Aim of the exercise >>
Leave out the pictures and copy the remaining records exactly.

Records supplied >>
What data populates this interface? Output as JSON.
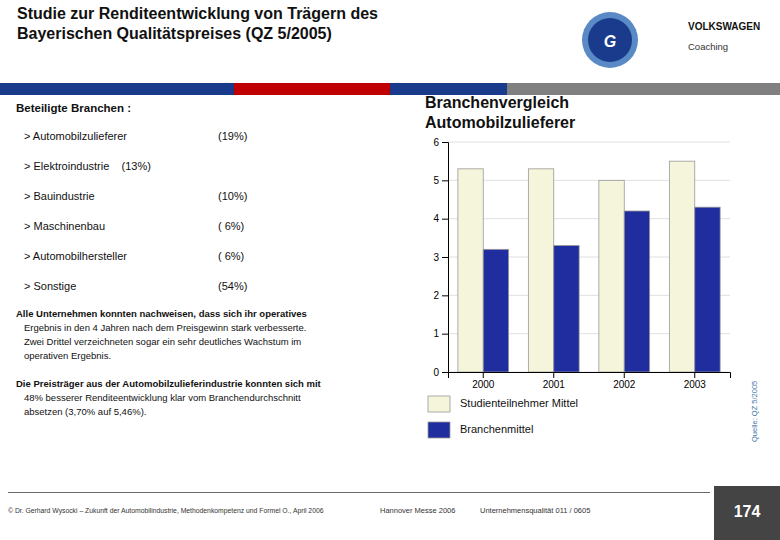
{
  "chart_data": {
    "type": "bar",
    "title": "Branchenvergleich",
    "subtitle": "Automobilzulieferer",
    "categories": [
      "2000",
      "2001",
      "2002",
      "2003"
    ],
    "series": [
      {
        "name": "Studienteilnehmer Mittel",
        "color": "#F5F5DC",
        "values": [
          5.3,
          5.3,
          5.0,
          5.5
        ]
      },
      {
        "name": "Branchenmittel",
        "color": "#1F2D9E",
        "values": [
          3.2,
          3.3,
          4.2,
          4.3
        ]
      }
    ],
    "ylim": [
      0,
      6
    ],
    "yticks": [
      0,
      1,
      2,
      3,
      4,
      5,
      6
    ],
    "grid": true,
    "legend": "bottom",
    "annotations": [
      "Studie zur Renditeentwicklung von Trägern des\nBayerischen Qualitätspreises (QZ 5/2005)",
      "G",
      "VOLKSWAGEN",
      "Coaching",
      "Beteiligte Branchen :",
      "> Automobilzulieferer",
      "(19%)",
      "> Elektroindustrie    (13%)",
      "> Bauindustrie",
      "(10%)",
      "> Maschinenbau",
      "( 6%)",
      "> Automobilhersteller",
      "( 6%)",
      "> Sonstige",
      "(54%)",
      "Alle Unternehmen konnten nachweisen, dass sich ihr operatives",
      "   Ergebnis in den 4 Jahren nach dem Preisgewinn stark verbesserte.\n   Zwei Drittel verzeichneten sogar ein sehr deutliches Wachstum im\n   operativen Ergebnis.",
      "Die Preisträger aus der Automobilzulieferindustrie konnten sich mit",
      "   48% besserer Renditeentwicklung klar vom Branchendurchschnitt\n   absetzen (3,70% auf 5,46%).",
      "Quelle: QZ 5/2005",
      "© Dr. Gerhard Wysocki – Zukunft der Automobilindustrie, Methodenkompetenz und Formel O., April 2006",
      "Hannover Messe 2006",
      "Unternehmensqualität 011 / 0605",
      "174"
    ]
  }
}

Solved problem >>
What data populates this interface? Output as JSON.
{
  "chart_data": {
    "type": "bar",
    "title": "Branchenvergleich",
    "subtitle": "Automobilzulieferer",
    "categories": [
      "2000",
      "2001",
      "2002",
      "2003"
    ],
    "series": [
      {
        "name": "Studienteilnehmer Mittel",
        "color": "#F5F5DC",
        "values": [
          5.3,
          5.3,
          5.0,
          5.5
        ]
      },
      {
        "name": "Branchenmittel",
        "color": "#1F2D9E",
        "values": [
          3.2,
          3.3,
          4.2,
          4.3
        ]
      }
    ],
    "ylim": [
      0,
      6
    ],
    "yticks": [
      0,
      1,
      2,
      3,
      4,
      5,
      6
    ],
    "grid": true,
    "legend": "bottom",
    "annotations": [
      "Studie zur Renditeentwicklung von Trägern des\nBayerischen Qualitätspreises (QZ 5/2005)",
      "G",
      "VOLKSWAGEN",
      "Coaching",
      "Beteiligte Branchen :",
      "> Automobilzulieferer",
      "(19%)",
      "> Elektroindustrie    (13%)",
      "> Bauindustrie",
      "(10%)",
      "> Maschinenbau",
      "( 6%)",
      "> Automobilhersteller",
      "( 6%)",
      "> Sonstige",
      "(54%)",
      "Alle Unternehmen konnten nachweisen, dass sich ihr operatives",
      "   Ergebnis in den 4 Jahren nach dem Preisgewinn stark verbesserte.\n   Zwei Drittel verzeichneten sogar ein sehr deutliches Wachstum im\n   operativen Ergebnis.",
      "Die Preisträger aus der Automobilzulieferindustrie konnten sich mit",
      "   48% besserer Renditeentwicklung klar vom Branchendurchschnitt\n   absetzen (3,70% auf 5,46%).",
      "Quelle: QZ 5/2005",
      "© Dr. Gerhard Wysocki – Zukunft der Automobilindustrie, Methodenkompetenz und Formel O., April 2006",
      "Hannover Messe 2006",
      "Unternehmensqualität 011 / 0605",
      "174"
    ]
  }
}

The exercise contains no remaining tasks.